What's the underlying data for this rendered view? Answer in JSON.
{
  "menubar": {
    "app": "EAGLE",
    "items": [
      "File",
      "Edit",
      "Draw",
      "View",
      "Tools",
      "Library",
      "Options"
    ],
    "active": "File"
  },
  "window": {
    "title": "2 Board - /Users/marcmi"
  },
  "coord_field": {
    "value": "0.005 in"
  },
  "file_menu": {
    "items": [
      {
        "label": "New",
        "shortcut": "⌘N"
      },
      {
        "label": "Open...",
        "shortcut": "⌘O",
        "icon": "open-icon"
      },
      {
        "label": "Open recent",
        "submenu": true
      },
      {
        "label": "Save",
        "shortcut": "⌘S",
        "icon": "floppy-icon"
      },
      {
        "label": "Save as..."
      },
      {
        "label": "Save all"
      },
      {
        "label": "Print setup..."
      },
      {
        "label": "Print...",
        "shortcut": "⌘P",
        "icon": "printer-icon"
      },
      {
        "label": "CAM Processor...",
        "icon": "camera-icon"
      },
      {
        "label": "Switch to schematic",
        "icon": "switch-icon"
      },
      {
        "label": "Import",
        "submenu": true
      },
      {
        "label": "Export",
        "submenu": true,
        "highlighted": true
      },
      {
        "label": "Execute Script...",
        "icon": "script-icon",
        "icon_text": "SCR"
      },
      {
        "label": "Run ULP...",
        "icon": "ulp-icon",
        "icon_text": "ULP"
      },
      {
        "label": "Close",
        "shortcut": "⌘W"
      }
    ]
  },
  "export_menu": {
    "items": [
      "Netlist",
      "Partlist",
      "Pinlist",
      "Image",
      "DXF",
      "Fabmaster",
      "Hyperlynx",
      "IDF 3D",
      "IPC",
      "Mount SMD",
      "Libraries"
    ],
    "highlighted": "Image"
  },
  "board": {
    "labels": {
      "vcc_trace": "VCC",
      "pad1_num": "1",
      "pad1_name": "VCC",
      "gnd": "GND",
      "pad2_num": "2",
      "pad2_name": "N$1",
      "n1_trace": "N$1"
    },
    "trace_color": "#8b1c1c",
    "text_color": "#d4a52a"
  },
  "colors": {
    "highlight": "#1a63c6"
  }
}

SHORT TASK: Your task is to reproduce all of the records exactly.

OUTPUT FOR THIS TASK:
What's the underlying data for this rendered view? Answer in JSON.
{
  "menubar": {
    "app": "EAGLE",
    "items": [
      "File",
      "Edit",
      "Draw",
      "View",
      "Tools",
      "Library",
      "Options"
    ],
    "active": "File"
  },
  "window": {
    "title": "2 Board - /Users/marcmi"
  },
  "coord_field": {
    "value": "0.005 in"
  },
  "file_menu": {
    "items": [
      {
        "label": "New",
        "shortcut": "⌘N"
      },
      {
        "label": "Open...",
        "shortcut": "⌘O",
        "icon": "open-icon"
      },
      {
        "label": "Open recent",
        "submenu": true
      },
      {
        "label": "Save",
        "shortcut": "⌘S",
        "icon": "floppy-icon"
      },
      {
        "label": "Save as..."
      },
      {
        "label": "Save all"
      },
      {
        "label": "Print setup..."
      },
      {
        "label": "Print...",
        "shortcut": "⌘P",
        "icon": "printer-icon"
      },
      {
        "label": "CAM Processor...",
        "icon": "camera-icon"
      },
      {
        "label": "Switch to schematic",
        "icon": "switch-icon"
      },
      {
        "label": "Import",
        "submenu": true
      },
      {
        "label": "Export",
        "submenu": true,
        "highlighted": true
      },
      {
        "label": "Execute Script...",
        "icon": "script-icon",
        "icon_text": "SCR"
      },
      {
        "label": "Run ULP...",
        "icon": "ulp-icon",
        "icon_text": "ULP"
      },
      {
        "label": "Close",
        "shortcut": "⌘W"
      }
    ]
  },
  "export_menu": {
    "items": [
      "Netlist",
      "Partlist",
      "Pinlist",
      "Image",
      "DXF",
      "Fabmaster",
      "Hyperlynx",
      "IDF 3D",
      "IPC",
      "Mount SMD",
      "Libraries"
    ],
    "highlighted": "Image"
  },
  "board": {
    "labels": {
      "vcc_trace": "VCC",
      "pad1_num": "1",
      "pad1_name": "VCC",
      "gnd": "GND",
      "pad2_num": "2",
      "pad2_name": "N$1",
      "n1_trace": "N$1"
    },
    "trace_color": "#8b1c1c",
    "text_color": "#d4a52a"
  },
  "colors": {
    "highlight": "#1a63c6"
  }
}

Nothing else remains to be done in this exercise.